# Record excerpts:
◆ ◆ ◆ ◆

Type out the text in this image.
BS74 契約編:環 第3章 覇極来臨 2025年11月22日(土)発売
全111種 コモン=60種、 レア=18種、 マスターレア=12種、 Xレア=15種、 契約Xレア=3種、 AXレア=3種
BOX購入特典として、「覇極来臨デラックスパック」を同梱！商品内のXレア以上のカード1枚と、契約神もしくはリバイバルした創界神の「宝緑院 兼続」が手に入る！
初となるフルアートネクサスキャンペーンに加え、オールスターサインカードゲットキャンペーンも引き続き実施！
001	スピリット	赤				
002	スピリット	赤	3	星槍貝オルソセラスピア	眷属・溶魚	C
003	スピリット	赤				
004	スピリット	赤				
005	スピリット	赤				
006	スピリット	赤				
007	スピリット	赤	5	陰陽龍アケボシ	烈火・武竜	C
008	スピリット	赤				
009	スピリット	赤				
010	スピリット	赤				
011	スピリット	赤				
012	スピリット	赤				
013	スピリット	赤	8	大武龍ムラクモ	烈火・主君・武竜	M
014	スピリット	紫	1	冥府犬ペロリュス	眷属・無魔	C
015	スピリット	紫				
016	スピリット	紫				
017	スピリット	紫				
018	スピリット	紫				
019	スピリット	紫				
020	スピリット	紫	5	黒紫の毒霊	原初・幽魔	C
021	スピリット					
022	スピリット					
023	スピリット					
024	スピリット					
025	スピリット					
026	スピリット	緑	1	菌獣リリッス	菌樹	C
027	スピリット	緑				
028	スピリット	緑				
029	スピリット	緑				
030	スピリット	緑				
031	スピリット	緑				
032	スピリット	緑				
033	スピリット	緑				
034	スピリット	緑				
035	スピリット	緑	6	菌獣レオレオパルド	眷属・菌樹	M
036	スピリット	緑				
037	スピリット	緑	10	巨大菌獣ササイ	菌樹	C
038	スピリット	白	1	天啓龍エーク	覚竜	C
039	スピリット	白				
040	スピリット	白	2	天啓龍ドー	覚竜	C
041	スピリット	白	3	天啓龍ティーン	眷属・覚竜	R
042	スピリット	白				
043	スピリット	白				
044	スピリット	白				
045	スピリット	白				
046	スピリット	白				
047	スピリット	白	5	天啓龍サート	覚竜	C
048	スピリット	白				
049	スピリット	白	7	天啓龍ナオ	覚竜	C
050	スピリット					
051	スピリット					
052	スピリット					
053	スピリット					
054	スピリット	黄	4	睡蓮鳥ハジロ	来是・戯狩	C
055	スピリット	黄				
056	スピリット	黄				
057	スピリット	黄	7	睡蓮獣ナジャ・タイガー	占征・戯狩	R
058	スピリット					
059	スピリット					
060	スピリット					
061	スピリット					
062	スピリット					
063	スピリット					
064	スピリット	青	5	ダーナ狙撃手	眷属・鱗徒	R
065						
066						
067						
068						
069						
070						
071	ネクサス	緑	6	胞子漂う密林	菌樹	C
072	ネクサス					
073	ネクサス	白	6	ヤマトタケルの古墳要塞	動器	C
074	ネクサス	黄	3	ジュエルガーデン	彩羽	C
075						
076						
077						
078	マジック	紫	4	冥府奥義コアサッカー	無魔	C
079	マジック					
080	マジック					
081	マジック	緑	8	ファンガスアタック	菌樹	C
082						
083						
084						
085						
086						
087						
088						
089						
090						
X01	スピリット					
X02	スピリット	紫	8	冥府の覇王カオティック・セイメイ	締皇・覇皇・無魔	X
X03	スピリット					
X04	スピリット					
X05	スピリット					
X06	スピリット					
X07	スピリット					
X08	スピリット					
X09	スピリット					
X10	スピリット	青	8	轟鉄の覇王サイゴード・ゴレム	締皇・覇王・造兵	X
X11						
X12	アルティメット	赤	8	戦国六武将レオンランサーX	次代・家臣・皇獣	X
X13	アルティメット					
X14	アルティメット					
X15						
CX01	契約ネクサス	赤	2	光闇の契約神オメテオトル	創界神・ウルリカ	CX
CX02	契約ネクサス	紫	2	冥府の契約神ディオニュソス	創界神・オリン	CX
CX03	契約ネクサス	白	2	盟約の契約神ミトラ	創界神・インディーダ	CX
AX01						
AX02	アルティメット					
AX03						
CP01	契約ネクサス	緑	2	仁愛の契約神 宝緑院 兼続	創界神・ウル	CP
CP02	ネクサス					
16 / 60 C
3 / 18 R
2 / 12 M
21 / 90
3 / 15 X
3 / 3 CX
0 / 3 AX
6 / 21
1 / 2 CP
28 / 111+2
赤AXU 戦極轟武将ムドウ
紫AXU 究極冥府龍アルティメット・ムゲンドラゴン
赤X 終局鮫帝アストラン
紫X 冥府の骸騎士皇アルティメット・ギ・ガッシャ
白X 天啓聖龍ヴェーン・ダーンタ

◆ ◆ ◆ ◆

# The problem:
Scan the material above. Copy each line where "契約ネクサス" occurs.

# Finished exercise:
CX01	契約ネクサス	赤	2	光闇の契約神オメテオトル	創界神・ウルリカ	CX
CX02	契約ネクサス	紫	2	冥府の契約神ディオニュソス	創界神・オリン	CX
CX03	契約ネクサス	白	2	盟約の契約神ミトラ	創界神・インディーダ	CX
CP01	契約ネクサス	緑	2	仁愛の契約神 宝緑院 兼続	創界神・ウル	CP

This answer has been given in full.